**What is needed:**
Quote all of the data exactly as given. Skip every picture it contains.
+ + + +
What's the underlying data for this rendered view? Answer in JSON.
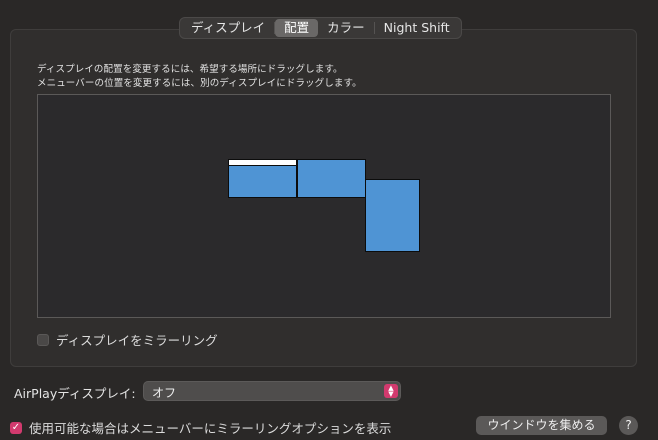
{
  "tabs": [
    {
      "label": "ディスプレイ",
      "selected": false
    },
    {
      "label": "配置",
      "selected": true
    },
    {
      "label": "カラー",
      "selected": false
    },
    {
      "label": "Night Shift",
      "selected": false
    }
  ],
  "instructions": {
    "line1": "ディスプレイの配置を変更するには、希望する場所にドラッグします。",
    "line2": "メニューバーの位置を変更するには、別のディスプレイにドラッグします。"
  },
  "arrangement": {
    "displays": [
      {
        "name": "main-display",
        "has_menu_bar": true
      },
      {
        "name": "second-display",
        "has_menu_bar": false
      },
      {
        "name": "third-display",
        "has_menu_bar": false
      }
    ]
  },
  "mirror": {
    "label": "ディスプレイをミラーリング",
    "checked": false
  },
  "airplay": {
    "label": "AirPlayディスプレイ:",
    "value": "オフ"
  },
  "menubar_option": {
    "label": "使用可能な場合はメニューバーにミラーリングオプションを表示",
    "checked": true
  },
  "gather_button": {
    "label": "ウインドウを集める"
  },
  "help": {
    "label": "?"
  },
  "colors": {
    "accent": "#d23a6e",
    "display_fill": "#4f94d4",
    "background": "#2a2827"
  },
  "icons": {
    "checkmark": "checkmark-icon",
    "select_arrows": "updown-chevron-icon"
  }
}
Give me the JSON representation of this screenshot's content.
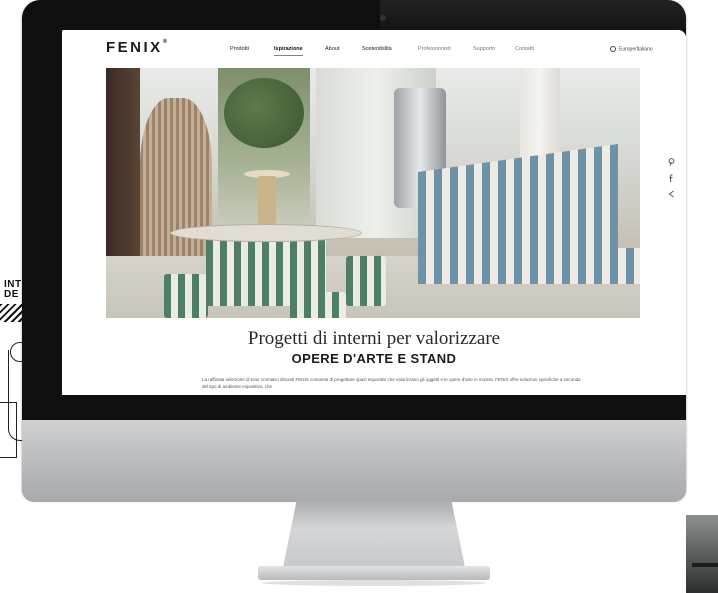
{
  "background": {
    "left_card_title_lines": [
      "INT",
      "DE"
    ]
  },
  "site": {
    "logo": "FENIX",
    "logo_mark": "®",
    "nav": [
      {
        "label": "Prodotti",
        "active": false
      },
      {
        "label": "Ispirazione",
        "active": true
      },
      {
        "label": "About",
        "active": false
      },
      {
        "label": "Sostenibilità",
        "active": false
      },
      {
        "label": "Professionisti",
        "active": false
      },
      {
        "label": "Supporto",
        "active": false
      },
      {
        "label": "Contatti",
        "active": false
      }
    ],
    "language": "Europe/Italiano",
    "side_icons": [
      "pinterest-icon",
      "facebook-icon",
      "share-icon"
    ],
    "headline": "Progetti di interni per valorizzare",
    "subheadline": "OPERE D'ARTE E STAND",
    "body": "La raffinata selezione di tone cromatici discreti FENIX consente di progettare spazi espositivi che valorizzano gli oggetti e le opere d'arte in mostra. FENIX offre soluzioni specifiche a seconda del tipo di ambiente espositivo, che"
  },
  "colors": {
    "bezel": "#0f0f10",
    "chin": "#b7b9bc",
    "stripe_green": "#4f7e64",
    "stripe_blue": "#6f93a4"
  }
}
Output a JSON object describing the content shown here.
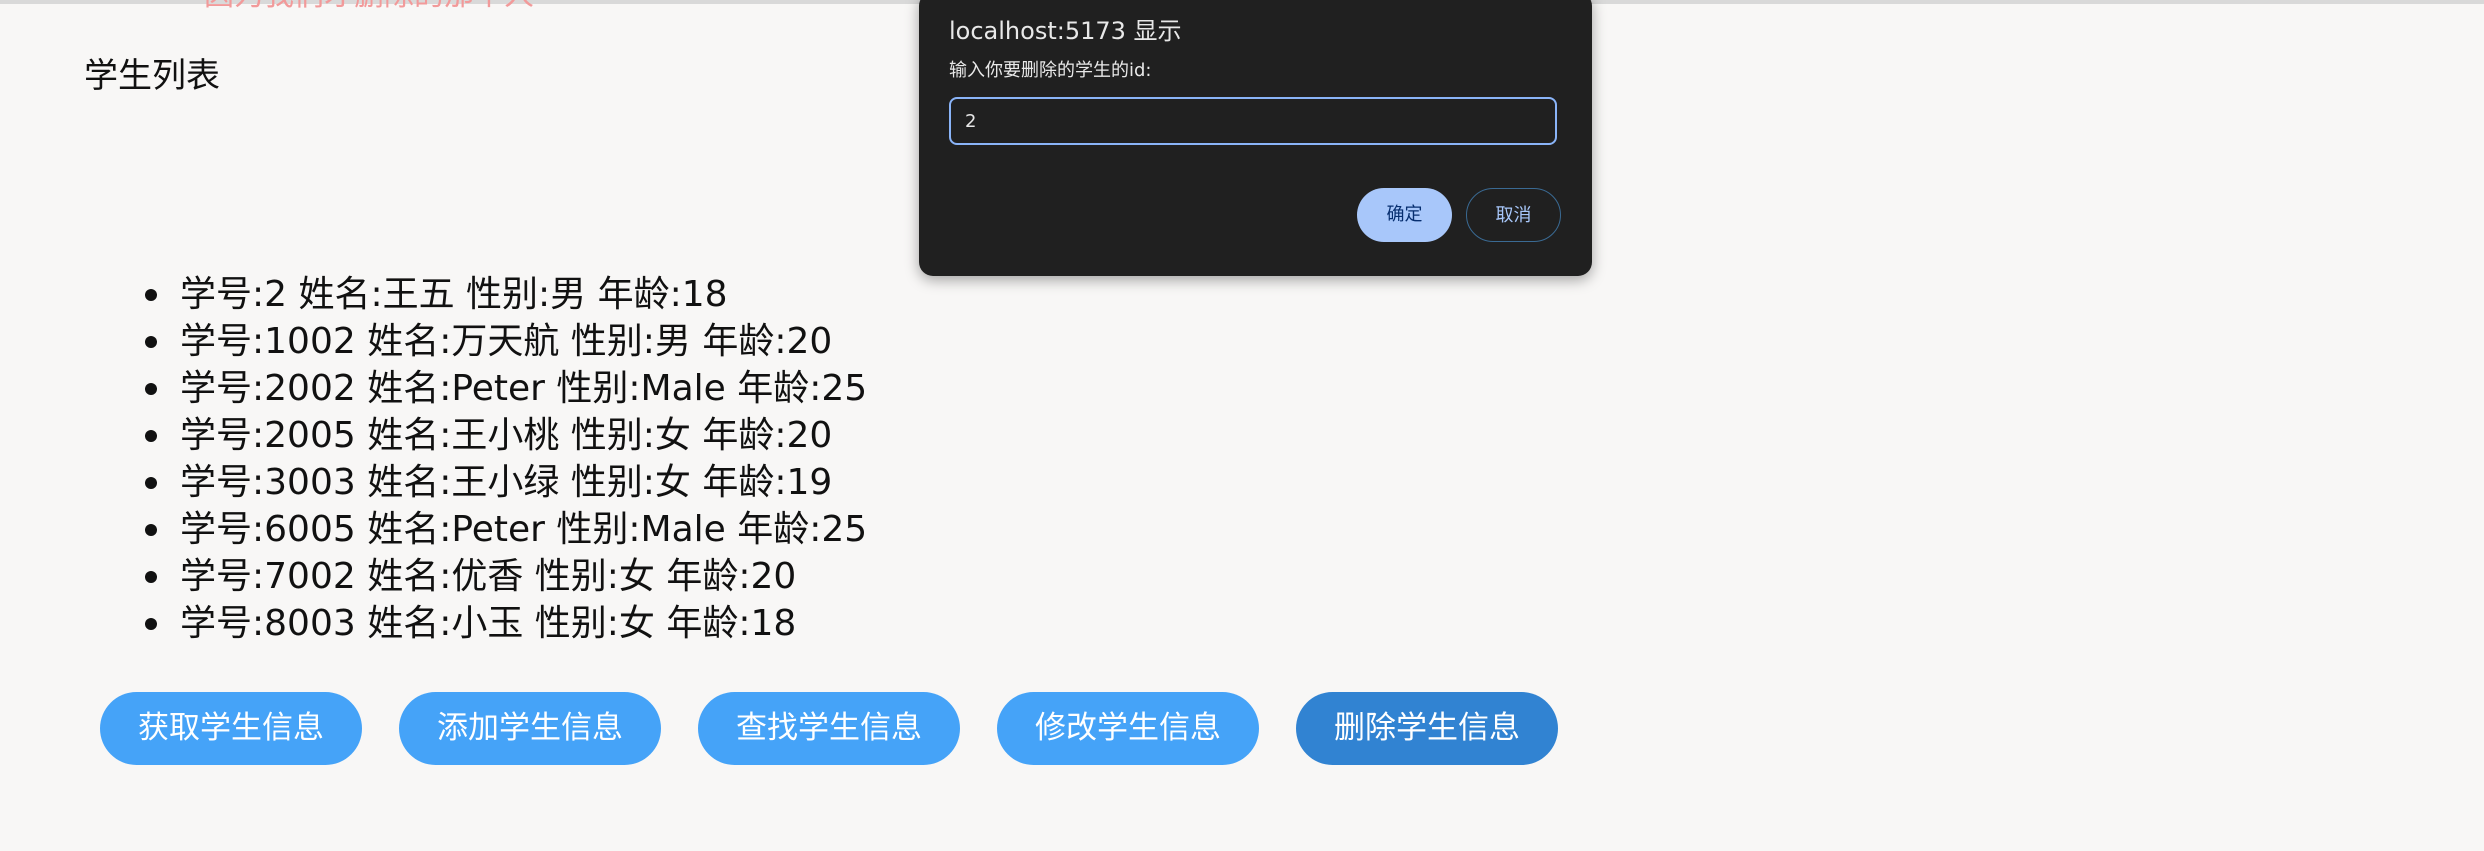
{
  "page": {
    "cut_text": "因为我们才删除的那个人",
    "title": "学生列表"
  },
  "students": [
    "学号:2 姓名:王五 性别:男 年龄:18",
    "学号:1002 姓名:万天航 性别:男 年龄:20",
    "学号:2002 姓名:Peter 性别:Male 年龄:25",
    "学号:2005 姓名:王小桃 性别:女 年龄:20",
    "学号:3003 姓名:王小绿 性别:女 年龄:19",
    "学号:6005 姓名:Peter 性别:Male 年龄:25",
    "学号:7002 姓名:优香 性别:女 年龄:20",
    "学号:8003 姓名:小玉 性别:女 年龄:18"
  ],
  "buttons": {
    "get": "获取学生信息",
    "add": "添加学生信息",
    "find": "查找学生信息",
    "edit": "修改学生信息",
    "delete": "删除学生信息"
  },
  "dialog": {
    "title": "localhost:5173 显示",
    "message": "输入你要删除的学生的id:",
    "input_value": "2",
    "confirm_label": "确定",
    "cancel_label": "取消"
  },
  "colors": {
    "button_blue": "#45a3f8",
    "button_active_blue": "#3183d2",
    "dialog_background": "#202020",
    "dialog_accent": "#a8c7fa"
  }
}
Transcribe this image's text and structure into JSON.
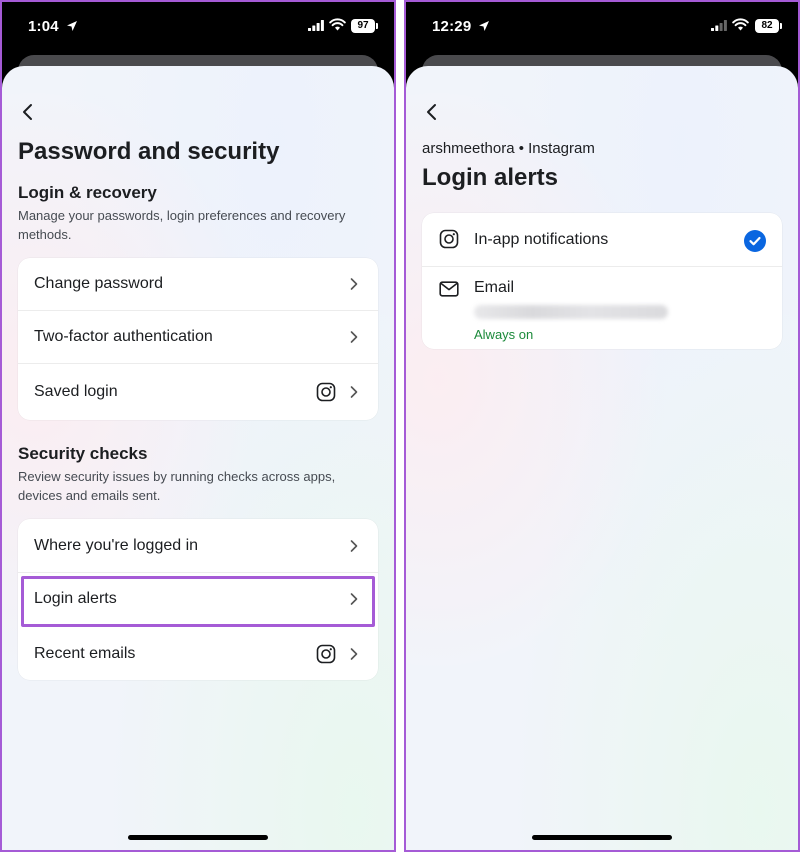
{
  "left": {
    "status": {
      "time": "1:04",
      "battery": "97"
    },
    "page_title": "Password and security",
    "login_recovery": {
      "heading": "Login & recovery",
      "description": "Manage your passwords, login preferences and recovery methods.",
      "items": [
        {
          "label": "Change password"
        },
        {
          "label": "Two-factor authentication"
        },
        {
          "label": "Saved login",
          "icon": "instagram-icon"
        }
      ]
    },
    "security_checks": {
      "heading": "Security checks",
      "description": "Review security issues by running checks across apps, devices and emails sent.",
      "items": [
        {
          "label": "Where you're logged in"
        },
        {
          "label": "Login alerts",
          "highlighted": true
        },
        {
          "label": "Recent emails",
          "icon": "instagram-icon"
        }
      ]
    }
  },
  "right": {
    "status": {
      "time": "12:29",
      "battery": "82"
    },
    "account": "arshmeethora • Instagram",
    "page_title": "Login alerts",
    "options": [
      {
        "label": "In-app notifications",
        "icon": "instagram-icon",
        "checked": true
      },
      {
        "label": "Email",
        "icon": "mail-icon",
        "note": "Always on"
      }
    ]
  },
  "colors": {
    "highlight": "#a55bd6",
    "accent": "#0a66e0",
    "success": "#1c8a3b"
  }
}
+ + + +
**Complete answer:**
What's the underlying data for this rendered view? Answer in JSON.
{
  "tabs": [
    {
      "label": "ディスプレイ",
      "selected": false
    },
    {
      "label": "配置",
      "selected": true
    },
    {
      "label": "カラー",
      "selected": false
    },
    {
      "label": "Night Shift",
      "selected": false
    }
  ],
  "instructions": {
    "line1": "ディスプレイの配置を変更するには、希望する場所にドラッグします。",
    "line2": "メニューバーの位置を変更するには、別のディスプレイにドラッグします。"
  },
  "arrangement": {
    "displays": [
      {
        "name": "main-display",
        "has_menu_bar": true
      },
      {
        "name": "second-display",
        "has_menu_bar": false
      },
      {
        "name": "third-display",
        "has_menu_bar": false
      }
    ]
  },
  "mirror": {
    "label": "ディスプレイをミラーリング",
    "checked": false
  },
  "airplay": {
    "label": "AirPlayディスプレイ:",
    "value": "オフ"
  },
  "menubar_option": {
    "label": "使用可能な場合はメニューバーにミラーリングオプションを表示",
    "checked": true
  },
  "gather_button": {
    "label": "ウインドウを集める"
  },
  "help": {
    "label": "?"
  },
  "colors": {
    "accent": "#d23a6e",
    "display_fill": "#4f94d4",
    "background": "#2a2827"
  },
  "icons": {
    "checkmark": "checkmark-icon",
    "select_arrows": "updown-chevron-icon"
  }
}
Give me the JSON representation of this screenshot's content.
{
  "background": {
    "left_card_title_lines": [
      "INT",
      "DE"
    ]
  },
  "site": {
    "logo": "FENIX",
    "logo_mark": "®",
    "nav": [
      {
        "label": "Prodotti",
        "active": false
      },
      {
        "label": "Ispirazione",
        "active": true
      },
      {
        "label": "About",
        "active": false
      },
      {
        "label": "Sostenibilità",
        "active": false
      },
      {
        "label": "Professionisti",
        "active": false
      },
      {
        "label": "Supporto",
        "active": false
      },
      {
        "label": "Contatti",
        "active": false
      }
    ],
    "language": "Europe/Italiano",
    "side_icons": [
      "pinterest-icon",
      "facebook-icon",
      "share-icon"
    ],
    "headline": "Progetti di interni per valorizzare",
    "subheadline": "OPERE D'ARTE E STAND",
    "body": "La raffinata selezione di tone cromatici discreti FENIX consente di progettare spazi espositivi che valorizzano gli oggetti e le opere d'arte in mostra. FENIX offre soluzioni specifiche a seconda del tipo di ambiente espositivo, che"
  },
  "colors": {
    "bezel": "#0f0f10",
    "chin": "#b7b9bc",
    "stripe_green": "#4f7e64",
    "stripe_blue": "#6f93a4"
  }
}
Output a JSON object describing the content shown here.
{
  "page": {
    "cut_text": "因为我们才删除的那个人",
    "title": "学生列表"
  },
  "students": [
    "学号:2 姓名:王五 性别:男 年龄:18",
    "学号:1002 姓名:万天航 性别:男 年龄:20",
    "学号:2002 姓名:Peter 性别:Male 年龄:25",
    "学号:2005 姓名:王小桃 性别:女 年龄:20",
    "学号:3003 姓名:王小绿 性别:女 年龄:19",
    "学号:6005 姓名:Peter 性别:Male 年龄:25",
    "学号:7002 姓名:优香 性别:女 年龄:20",
    "学号:8003 姓名:小玉 性别:女 年龄:18"
  ],
  "buttons": {
    "get": "获取学生信息",
    "add": "添加学生信息",
    "find": "查找学生信息",
    "edit": "修改学生信息",
    "delete": "删除学生信息"
  },
  "dialog": {
    "title": "localhost:5173 显示",
    "message": "输入你要删除的学生的id:",
    "input_value": "2",
    "confirm_label": "确定",
    "cancel_label": "取消"
  },
  "colors": {
    "button_blue": "#45a3f8",
    "button_active_blue": "#3183d2",
    "dialog_background": "#202020",
    "dialog_accent": "#a8c7fa"
  }
}
Transcribe this image's text and structure into JSON.
{
  "left": {
    "status": {
      "time": "1:04",
      "battery": "97"
    },
    "page_title": "Password and security",
    "login_recovery": {
      "heading": "Login & recovery",
      "description": "Manage your passwords, login preferences and recovery methods.",
      "items": [
        {
          "label": "Change password"
        },
        {
          "label": "Two-factor authentication"
        },
        {
          "label": "Saved login",
          "icon": "instagram-icon"
        }
      ]
    },
    "security_checks": {
      "heading": "Security checks",
      "description": "Review security issues by running checks across apps, devices and emails sent.",
      "items": [
        {
          "label": "Where you're logged in"
        },
        {
          "label": "Login alerts",
          "highlighted": true
        },
        {
          "label": "Recent emails",
          "icon": "instagram-icon"
        }
      ]
    }
  },
  "right": {
    "status": {
      "time": "12:29",
      "battery": "82"
    },
    "account": "arshmeethora • Instagram",
    "page_title": "Login alerts",
    "options": [
      {
        "label": "In-app notifications",
        "icon": "instagram-icon",
        "checked": true
      },
      {
        "label": "Email",
        "icon": "mail-icon",
        "note": "Always on"
      }
    ]
  },
  "colors": {
    "highlight": "#a55bd6",
    "accent": "#0a66e0",
    "success": "#1c8a3b"
  }
}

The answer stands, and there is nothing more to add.